◆ To be done ◆
Copy every line in the records below that contains the word "type".
— START OF Excerpted data —
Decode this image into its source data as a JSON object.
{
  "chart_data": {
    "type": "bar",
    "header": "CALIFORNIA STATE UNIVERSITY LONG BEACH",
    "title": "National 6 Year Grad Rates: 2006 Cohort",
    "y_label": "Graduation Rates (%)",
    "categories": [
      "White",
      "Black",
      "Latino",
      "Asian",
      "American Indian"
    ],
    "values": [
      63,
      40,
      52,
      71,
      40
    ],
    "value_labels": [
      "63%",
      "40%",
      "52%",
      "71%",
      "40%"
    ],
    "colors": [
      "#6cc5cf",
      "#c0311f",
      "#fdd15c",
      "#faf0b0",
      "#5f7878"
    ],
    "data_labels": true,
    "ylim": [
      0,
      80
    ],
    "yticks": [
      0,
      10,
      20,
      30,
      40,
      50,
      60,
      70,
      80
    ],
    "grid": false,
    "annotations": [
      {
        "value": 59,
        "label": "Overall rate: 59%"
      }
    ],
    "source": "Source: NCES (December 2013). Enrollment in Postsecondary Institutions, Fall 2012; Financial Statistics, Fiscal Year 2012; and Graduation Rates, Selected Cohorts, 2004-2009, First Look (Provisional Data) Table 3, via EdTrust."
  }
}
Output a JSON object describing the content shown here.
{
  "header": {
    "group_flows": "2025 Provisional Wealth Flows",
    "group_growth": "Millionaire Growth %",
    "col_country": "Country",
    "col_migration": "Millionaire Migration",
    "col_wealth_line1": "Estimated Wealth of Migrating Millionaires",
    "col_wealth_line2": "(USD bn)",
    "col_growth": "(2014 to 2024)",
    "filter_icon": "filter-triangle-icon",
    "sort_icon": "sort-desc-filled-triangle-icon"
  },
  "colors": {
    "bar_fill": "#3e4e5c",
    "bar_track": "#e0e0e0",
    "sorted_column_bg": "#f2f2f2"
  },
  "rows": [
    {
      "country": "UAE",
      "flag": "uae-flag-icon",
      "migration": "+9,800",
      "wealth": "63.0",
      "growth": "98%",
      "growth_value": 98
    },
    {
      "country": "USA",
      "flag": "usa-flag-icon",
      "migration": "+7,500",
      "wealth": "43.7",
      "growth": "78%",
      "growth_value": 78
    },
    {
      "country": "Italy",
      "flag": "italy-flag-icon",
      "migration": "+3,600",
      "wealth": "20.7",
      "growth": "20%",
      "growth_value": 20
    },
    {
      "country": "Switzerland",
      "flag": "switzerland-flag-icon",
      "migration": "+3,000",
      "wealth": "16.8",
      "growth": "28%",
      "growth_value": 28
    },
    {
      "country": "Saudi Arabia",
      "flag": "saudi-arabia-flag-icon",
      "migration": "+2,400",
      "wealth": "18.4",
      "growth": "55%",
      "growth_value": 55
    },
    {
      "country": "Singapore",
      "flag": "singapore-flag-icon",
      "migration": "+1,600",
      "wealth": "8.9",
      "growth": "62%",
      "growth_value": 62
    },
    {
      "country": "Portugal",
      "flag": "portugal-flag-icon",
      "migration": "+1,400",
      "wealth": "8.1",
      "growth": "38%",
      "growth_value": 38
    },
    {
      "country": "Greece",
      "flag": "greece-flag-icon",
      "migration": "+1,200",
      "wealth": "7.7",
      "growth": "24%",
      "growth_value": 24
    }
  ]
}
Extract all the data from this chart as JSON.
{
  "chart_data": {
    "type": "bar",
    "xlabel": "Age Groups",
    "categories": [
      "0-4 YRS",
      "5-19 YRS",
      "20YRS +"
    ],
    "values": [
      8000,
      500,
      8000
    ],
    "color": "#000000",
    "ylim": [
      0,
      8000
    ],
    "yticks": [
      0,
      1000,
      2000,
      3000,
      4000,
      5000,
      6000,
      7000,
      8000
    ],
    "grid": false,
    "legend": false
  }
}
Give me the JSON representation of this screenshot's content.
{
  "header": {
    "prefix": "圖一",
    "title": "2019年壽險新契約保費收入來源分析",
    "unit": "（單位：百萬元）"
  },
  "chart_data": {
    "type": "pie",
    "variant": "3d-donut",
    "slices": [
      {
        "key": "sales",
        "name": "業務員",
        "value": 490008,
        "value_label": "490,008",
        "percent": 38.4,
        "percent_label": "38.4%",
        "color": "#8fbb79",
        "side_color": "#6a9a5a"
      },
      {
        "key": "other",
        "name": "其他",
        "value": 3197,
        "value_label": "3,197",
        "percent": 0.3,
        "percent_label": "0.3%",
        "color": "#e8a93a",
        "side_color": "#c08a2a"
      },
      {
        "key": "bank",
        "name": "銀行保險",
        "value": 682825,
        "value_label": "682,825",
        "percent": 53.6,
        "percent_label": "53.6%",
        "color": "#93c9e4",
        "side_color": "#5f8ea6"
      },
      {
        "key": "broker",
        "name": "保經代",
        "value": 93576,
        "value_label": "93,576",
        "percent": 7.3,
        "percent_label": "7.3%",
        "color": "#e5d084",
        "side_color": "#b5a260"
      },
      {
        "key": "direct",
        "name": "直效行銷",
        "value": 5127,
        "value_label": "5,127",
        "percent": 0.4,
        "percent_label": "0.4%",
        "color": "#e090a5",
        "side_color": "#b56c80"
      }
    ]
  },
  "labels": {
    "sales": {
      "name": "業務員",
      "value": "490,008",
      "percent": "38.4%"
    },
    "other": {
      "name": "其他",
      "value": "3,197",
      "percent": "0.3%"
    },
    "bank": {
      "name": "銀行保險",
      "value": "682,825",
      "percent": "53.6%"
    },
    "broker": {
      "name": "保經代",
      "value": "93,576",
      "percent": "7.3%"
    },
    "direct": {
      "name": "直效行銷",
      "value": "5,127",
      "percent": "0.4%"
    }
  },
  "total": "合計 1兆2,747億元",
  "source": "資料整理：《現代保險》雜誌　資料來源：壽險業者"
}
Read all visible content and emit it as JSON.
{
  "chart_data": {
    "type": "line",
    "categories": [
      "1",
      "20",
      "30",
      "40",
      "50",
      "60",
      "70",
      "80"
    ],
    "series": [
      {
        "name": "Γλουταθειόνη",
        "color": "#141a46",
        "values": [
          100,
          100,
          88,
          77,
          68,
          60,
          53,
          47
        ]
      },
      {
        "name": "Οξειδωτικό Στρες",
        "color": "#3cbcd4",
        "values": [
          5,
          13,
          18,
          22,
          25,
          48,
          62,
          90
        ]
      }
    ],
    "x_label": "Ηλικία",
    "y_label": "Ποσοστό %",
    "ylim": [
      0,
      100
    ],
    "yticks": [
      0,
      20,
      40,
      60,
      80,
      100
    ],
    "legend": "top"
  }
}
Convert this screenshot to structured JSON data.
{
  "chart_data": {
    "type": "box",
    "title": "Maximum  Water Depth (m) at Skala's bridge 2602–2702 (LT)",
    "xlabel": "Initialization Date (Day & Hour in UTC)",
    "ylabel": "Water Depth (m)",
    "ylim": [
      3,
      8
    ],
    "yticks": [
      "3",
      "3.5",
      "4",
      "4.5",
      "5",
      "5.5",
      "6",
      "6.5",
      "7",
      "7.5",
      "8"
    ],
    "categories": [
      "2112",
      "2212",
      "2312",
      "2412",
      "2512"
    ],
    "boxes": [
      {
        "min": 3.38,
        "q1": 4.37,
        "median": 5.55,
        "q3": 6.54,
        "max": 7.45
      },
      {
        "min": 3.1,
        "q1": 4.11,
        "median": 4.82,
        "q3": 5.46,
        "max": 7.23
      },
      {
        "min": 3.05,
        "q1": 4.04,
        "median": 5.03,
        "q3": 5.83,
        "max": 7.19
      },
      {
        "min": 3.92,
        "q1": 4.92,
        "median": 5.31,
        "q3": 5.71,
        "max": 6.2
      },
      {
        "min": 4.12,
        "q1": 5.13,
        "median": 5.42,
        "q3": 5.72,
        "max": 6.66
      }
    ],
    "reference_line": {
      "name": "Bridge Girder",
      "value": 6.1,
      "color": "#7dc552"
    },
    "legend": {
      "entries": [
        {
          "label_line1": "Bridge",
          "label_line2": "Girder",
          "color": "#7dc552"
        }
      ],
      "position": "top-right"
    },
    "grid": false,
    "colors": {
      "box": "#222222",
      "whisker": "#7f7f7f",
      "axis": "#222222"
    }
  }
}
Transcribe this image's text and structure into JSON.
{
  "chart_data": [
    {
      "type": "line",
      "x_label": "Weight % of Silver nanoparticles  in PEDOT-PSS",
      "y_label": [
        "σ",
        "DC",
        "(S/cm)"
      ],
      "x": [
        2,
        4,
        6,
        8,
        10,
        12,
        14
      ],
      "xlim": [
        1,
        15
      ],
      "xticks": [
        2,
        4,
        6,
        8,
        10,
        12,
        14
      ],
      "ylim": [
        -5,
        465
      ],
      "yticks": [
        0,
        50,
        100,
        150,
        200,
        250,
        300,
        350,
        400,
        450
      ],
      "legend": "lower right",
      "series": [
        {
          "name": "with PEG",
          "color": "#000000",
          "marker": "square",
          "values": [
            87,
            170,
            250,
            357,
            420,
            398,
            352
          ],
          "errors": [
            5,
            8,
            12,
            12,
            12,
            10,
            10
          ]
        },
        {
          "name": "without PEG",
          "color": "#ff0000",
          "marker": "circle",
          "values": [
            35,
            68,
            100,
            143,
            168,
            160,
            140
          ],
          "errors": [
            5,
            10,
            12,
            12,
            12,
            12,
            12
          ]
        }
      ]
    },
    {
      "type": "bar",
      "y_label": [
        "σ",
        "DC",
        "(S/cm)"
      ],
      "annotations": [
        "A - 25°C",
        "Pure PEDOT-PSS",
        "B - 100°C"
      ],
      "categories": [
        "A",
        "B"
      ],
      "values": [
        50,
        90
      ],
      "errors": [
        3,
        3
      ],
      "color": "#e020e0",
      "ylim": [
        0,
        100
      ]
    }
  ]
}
— END OF Excerpted data —
◆ Solution to this task ◆
    "type": "bar",
    "type": "bar",
    "type": "pie",
    "type": "line",
    "type": "box",
      "type": "line",
      "type": "bar",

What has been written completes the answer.